### [Information given]
* * *

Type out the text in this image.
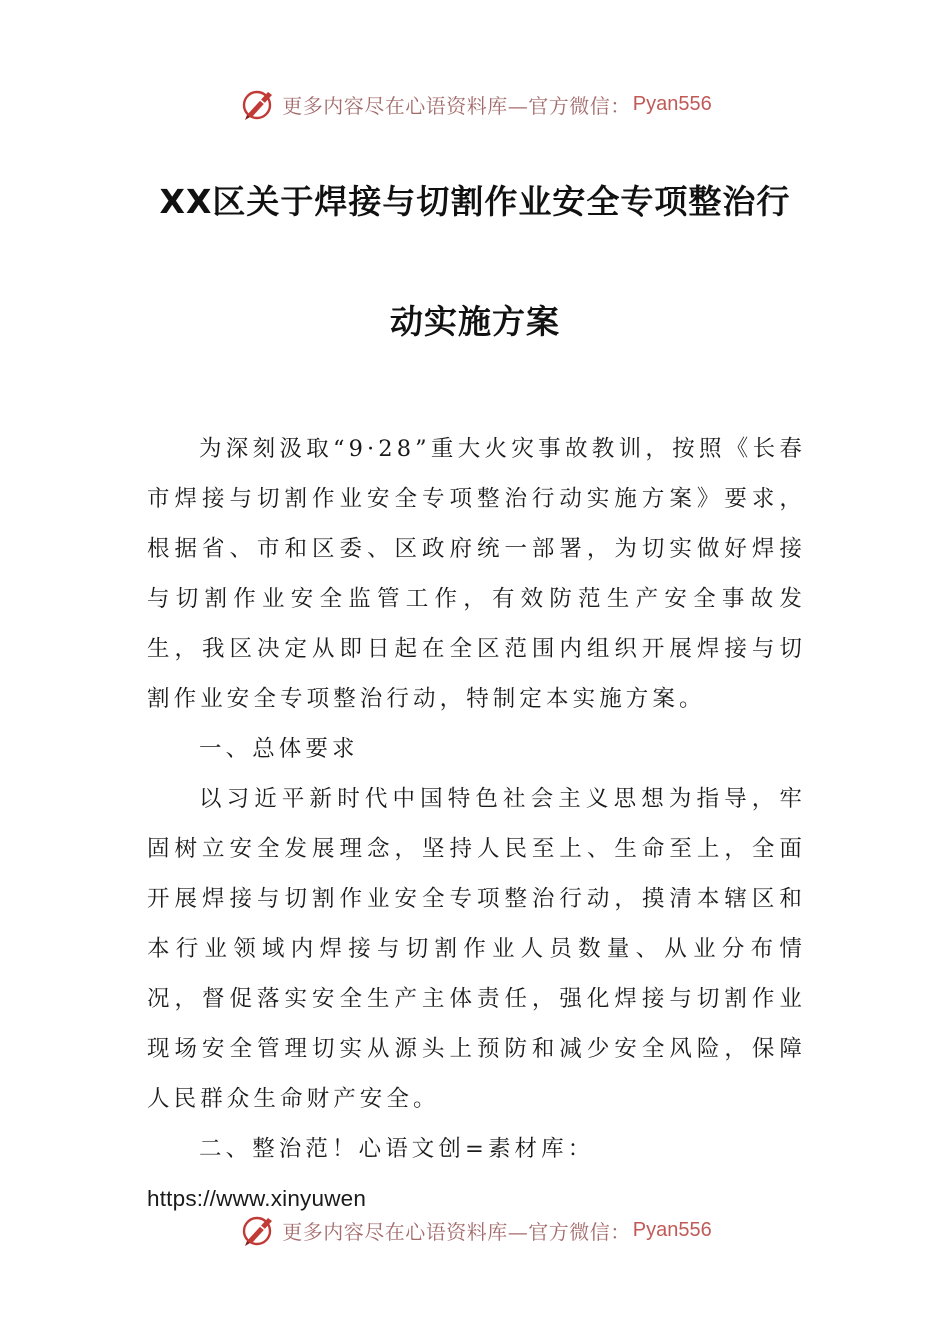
更多内容尽在心语资料库—官方微信： Pyan556
XX区关于焊接与切割作业安全专项整治行
动实施方案

为深刻汲取“9·28”重大火灾事故教训，按照《长春市焊接与切割作业安全专项整治行动实施方案》要求，根据省、市和区委、区政府统一部署，为切实做好焊接与切割作业安全监管工作，有效防范生产安全事故发生，我区决定从即日起在全区范围内组织开展焊接与切割作业安全专项整治行动，特制定本实施方案。

一、总体要求

以习近平新时代中国特色社会主义思想为指导，牢固树立安全发展理念，坚持人民至上、生命至上，全面开展焊接与切割作业安全专项整治行动，摸清本辖区和本行业领域内焊接与切割作业人员数量、从业分布情况，督促落实安全生产主体责任，强化焊接与切割作业现场安全管理切实从源头上预防和减少安全风险，保障人民群众生命财产安全。

二、整治范！心语文创=素材库：https://www.xinyuwen

更多内容尽在心语资料库—官方微信： Pyan556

* * *

### [Given exercise]
The records above must be echoed exactly, minus their pictures.

### [Result of this task]
Type out the text in this image.
更多内容尽在心语资料库—官方微信： Pyan556
XX区关于焊接与切割作业安全专项整治行
动实施方案

为深刻汲取“9·28”重大火灾事故教训，按照《长春市焊接与切割作业安全专项整治行动实施方案》要求，根据省、市和区委、区政府统一部署，为切实做好焊接与切割作业安全监管工作，有效防范生产安全事故发生，我区决定从即日起在全区范围内组织开展焊接与切割作业安全专项整治行动，特制定本实施方案。

一、总体要求

以习近平新时代中国特色社会主义思想为指导，牢固树立安全发展理念，坚持人民至上、生命至上，全面开展焊接与切割作业安全专项整治行动，摸清本辖区和本行业领域内焊接与切割作业人员数量、从业分布情况，督促落实安全生产主体责任，强化焊接与切割作业现场安全管理切实从源头上预防和减少安全风险，保障人民群众生命财产安全。

二、整治范！心语文创=素材库：https://www.xinyuwen

更多内容尽在心语资料库—官方微信： Pyan556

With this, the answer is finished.